# START OF PROVIDED ENTRIES

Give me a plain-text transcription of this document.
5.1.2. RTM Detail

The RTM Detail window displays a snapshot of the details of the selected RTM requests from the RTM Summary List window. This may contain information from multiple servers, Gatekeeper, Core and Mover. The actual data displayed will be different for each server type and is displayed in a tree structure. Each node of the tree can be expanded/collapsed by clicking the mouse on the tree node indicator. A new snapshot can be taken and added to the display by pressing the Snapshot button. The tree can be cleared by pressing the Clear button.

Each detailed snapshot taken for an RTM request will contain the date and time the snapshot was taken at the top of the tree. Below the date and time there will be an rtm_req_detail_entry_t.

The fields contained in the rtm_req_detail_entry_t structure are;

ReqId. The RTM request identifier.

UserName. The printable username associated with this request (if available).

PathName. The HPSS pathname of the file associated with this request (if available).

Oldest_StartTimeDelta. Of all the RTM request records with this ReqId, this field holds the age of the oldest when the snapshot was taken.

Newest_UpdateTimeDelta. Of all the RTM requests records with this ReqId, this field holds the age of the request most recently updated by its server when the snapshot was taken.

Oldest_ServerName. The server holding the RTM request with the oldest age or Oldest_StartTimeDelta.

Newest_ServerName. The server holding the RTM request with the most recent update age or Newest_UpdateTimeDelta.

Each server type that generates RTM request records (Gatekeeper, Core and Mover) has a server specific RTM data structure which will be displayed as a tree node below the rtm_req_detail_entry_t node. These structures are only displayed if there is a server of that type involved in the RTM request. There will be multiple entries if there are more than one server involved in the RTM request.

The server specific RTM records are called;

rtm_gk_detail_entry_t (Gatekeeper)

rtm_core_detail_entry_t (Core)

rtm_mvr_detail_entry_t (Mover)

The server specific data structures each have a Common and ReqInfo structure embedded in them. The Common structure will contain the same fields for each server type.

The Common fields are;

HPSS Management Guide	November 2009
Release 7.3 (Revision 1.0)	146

# END OF PROVIDED ENTRIES
# START OF PROVIDED ENTRIES

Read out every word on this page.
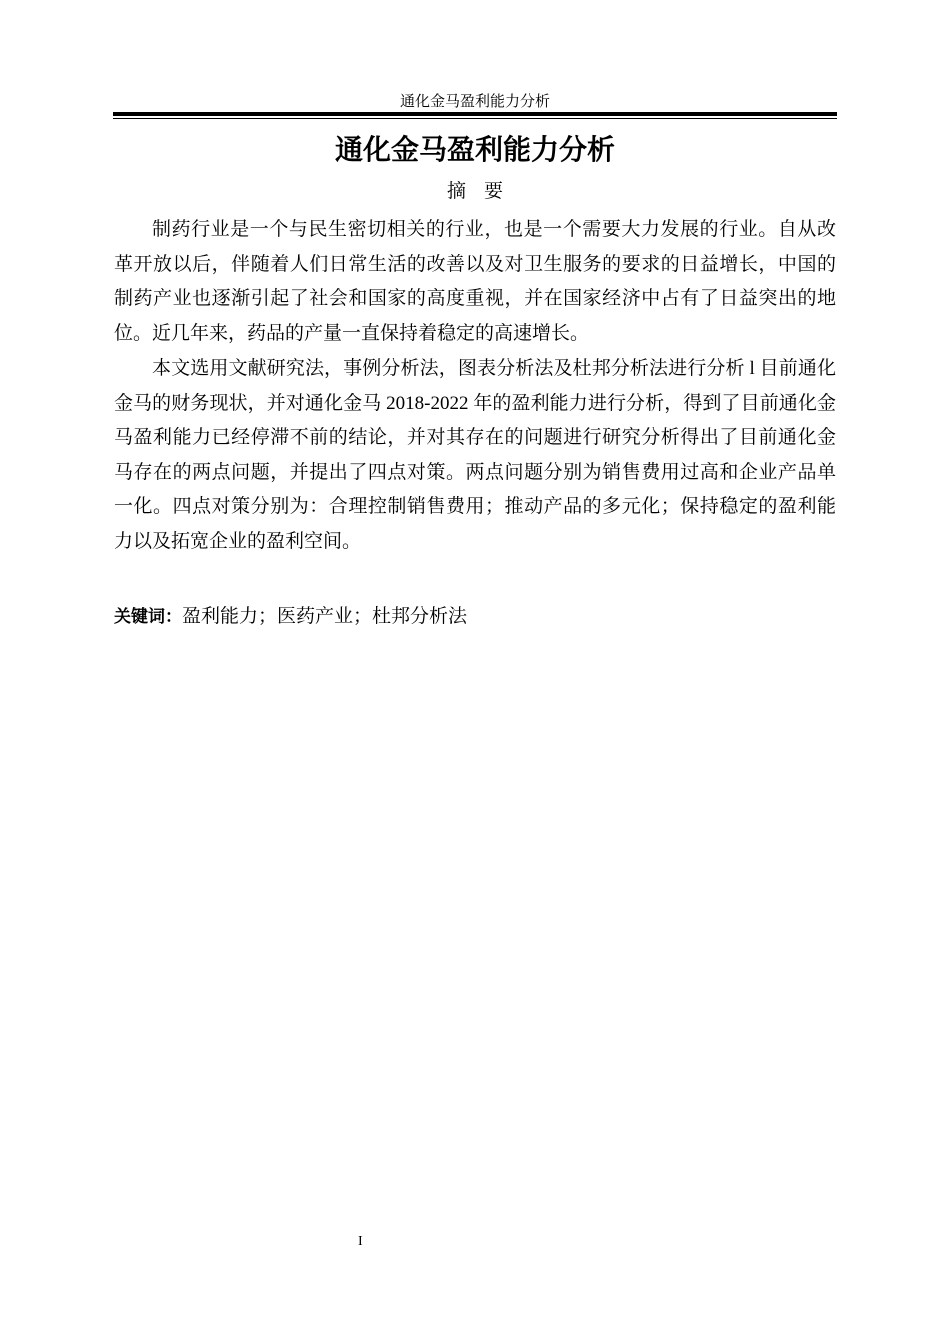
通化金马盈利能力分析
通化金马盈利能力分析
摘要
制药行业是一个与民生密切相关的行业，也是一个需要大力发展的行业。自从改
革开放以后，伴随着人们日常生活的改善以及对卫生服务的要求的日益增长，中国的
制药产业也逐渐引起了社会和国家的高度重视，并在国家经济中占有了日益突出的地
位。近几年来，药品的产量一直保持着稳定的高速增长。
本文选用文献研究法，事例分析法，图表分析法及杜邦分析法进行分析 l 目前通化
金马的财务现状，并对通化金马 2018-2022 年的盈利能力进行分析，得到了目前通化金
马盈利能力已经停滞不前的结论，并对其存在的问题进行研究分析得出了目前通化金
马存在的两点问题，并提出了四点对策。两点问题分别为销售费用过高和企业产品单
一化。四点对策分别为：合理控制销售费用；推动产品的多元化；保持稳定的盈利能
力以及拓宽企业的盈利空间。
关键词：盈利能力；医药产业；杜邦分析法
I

# END OF PROVIDED ENTRIES

> **DIRECTION**: Select and copy each line from the data that includes the word "available".

> **CORRECT OUTPUT**:
UserName. The printable username associated with this request (if available).
PathName. The HPSS pathname of the file associated with this request (if available).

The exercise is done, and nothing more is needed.